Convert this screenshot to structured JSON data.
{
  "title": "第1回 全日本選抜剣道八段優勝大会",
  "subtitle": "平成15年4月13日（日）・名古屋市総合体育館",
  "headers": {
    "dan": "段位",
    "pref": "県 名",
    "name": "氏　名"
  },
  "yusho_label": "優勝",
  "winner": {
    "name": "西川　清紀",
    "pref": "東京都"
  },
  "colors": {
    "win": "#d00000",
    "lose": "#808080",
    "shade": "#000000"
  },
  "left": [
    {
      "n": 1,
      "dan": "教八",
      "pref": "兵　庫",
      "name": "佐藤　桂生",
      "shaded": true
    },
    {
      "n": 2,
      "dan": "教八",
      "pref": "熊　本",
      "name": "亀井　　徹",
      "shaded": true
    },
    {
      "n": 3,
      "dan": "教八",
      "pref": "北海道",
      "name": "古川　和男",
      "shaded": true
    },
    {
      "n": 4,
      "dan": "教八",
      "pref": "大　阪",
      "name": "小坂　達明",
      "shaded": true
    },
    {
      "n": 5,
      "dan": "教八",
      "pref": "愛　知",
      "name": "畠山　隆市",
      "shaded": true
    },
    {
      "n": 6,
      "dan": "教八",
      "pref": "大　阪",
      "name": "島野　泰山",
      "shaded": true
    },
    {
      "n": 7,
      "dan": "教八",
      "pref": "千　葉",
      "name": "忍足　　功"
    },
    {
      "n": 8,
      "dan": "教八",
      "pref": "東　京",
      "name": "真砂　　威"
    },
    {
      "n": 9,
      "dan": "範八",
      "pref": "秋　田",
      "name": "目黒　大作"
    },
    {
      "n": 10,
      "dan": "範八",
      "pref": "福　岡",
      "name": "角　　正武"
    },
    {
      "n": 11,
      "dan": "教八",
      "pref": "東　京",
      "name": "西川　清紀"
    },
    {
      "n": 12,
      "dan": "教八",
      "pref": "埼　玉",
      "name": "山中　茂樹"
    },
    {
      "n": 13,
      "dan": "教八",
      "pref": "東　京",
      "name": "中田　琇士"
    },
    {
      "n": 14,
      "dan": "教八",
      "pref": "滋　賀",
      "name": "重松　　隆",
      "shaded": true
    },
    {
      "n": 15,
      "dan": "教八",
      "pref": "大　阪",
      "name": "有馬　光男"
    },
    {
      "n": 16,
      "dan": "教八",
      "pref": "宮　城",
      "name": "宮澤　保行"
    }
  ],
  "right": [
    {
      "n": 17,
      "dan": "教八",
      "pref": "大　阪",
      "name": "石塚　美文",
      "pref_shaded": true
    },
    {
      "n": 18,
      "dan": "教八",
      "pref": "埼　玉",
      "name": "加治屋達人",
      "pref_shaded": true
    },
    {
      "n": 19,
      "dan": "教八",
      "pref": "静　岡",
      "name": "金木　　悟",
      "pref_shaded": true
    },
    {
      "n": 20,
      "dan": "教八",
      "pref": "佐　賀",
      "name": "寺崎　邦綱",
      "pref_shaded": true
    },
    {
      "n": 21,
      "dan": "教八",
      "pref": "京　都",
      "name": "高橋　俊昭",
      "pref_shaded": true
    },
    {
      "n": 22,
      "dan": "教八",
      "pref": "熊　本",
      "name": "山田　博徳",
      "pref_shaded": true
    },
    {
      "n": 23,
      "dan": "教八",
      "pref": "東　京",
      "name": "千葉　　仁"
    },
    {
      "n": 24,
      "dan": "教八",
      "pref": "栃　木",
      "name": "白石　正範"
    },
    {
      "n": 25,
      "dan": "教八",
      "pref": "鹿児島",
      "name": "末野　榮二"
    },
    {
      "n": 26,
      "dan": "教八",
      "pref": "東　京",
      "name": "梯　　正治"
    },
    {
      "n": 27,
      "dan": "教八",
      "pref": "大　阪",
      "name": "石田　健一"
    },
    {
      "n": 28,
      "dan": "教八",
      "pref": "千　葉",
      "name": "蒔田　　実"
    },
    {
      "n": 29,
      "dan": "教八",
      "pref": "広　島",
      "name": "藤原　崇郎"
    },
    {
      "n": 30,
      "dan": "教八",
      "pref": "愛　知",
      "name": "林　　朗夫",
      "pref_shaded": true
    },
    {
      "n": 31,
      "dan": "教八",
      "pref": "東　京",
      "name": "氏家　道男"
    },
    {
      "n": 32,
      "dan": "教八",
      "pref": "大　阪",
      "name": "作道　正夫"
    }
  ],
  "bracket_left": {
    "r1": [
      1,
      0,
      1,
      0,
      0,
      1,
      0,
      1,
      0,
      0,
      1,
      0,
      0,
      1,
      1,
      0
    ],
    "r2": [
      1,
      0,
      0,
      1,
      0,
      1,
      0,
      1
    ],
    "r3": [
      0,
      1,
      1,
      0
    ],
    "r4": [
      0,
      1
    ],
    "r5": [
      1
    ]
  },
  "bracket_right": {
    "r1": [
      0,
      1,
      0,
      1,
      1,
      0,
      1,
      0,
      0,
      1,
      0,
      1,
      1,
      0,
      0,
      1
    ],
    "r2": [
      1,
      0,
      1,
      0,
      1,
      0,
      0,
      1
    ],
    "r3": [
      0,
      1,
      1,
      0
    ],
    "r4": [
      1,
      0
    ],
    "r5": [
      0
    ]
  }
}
═══
Work required:
Type out the material again exactly as presented.

Written answer:
Convert this screenshot to structured JSON data.
{
  "title": "第1回 全日本選抜剣道八段優勝大会",
  "subtitle": "平成15年4月13日（日）・名古屋市総合体育館",
  "headers": {
    "dan": "段位",
    "pref": "県 名",
    "name": "氏　名"
  },
  "yusho_label": "優勝",
  "winner": {
    "name": "西川　清紀",
    "pref": "東京都"
  },
  "colors": {
    "win": "#d00000",
    "lose": "#808080",
    "shade": "#000000"
  },
  "left": [
    {
      "n": 1,
      "dan": "教八",
      "pref": "兵　庫",
      "name": "佐藤　桂生",
      "shaded": true
    },
    {
      "n": 2,
      "dan": "教八",
      "pref": "熊　本",
      "name": "亀井　　徹",
      "shaded": true
    },
    {
      "n": 3,
      "dan": "教八",
      "pref": "北海道",
      "name": "古川　和男",
      "shaded": true
    },
    {
      "n": 4,
      "dan": "教八",
      "pref": "大　阪",
      "name": "小坂　達明",
      "shaded": true
    },
    {
      "n": 5,
      "dan": "教八",
      "pref": "愛　知",
      "name": "畠山　隆市",
      "shaded": true
    },
    {
      "n": 6,
      "dan": "教八",
      "pref": "大　阪",
      "name": "島野　泰山",
      "shaded": true
    },
    {
      "n": 7,
      "dan": "教八",
      "pref": "千　葉",
      "name": "忍足　　功"
    },
    {
      "n": 8,
      "dan": "教八",
      "pref": "東　京",
      "name": "真砂　　威"
    },
    {
      "n": 9,
      "dan": "範八",
      "pref": "秋　田",
      "name": "目黒　大作"
    },
    {
      "n": 10,
      "dan": "範八",
      "pref": "福　岡",
      "name": "角　　正武"
    },
    {
      "n": 11,
      "dan": "教八",
      "pref": "東　京",
      "name": "西川　清紀"
    },
    {
      "n": 12,
      "dan": "教八",
      "pref": "埼　玉",
      "name": "山中　茂樹"
    },
    {
      "n": 13,
      "dan": "教八",
      "pref": "東　京",
      "name": "中田　琇士"
    },
    {
      "n": 14,
      "dan": "教八",
      "pref": "滋　賀",
      "name": "重松　　隆",
      "shaded": true
    },
    {
      "n": 15,
      "dan": "教八",
      "pref": "大　阪",
      "name": "有馬　光男"
    },
    {
      "n": 16,
      "dan": "教八",
      "pref": "宮　城",
      "name": "宮澤　保行"
    }
  ],
  "right": [
    {
      "n": 17,
      "dan": "教八",
      "pref": "大　阪",
      "name": "石塚　美文",
      "pref_shaded": true
    },
    {
      "n": 18,
      "dan": "教八",
      "pref": "埼　玉",
      "name": "加治屋達人",
      "pref_shaded": true
    },
    {
      "n": 19,
      "dan": "教八",
      "pref": "静　岡",
      "name": "金木　　悟",
      "pref_shaded": true
    },
    {
      "n": 20,
      "dan": "教八",
      "pref": "佐　賀",
      "name": "寺崎　邦綱",
      "pref_shaded": true
    },
    {
      "n": 21,
      "dan": "教八",
      "pref": "京　都",
      "name": "高橋　俊昭",
      "pref_shaded": true
    },
    {
      "n": 22,
      "dan": "教八",
      "pref": "熊　本",
      "name": "山田　博徳",
      "pref_shaded": true
    },
    {
      "n": 23,
      "dan": "教八",
      "pref": "東　京",
      "name": "千葉　　仁"
    },
    {
      "n": 24,
      "dan": "教八",
      "pref": "栃　木",
      "name": "白石　正範"
    },
    {
      "n": 25,
      "dan": "教八",
      "pref": "鹿児島",
      "name": "末野　榮二"
    },
    {
      "n": 26,
      "dan": "教八",
      "pref": "東　京",
      "name": "梯　　正治"
    },
    {
      "n": 27,
      "dan": "教八",
      "pref": "大　阪",
      "name": "石田　健一"
    },
    {
      "n": 28,
      "dan": "教八",
      "pref": "千　葉",
      "name": "蒔田　　実"
    },
    {
      "n": 29,
      "dan": "教八",
      "pref": "広　島",
      "name": "藤原　崇郎"
    },
    {
      "n": 30,
      "dan": "教八",
      "pref": "愛　知",
      "name": "林　　朗夫",
      "pref_shaded": true
    },
    {
      "n": 31,
      "dan": "教八",
      "pref": "東　京",
      "name": "氏家　道男"
    },
    {
      "n": 32,
      "dan": "教八",
      "pref": "大　阪",
      "name": "作道　正夫"
    }
  ],
  "bracket_left": {
    "r1": [
      1,
      0,
      1,
      0,
      0,
      1,
      0,
      1,
      0,
      0,
      1,
      0,
      0,
      1,
      1,
      0
    ],
    "r2": [
      1,
      0,
      0,
      1,
      0,
      1,
      0,
      1
    ],
    "r3": [
      0,
      1,
      1,
      0
    ],
    "r4": [
      0,
      1
    ],
    "r5": [
      1
    ]
  },
  "bracket_right": {
    "r1": [
      0,
      1,
      0,
      1,
      1,
      0,
      1,
      0,
      0,
      1,
      0,
      1,
      1,
      0,
      0,
      1
    ],
    "r2": [
      1,
      0,
      1,
      0,
      1,
      0,
      0,
      1
    ],
    "r3": [
      0,
      1,
      1,
      0
    ],
    "r4": [
      1,
      0
    ],
    "r5": [
      0
    ]
  }
}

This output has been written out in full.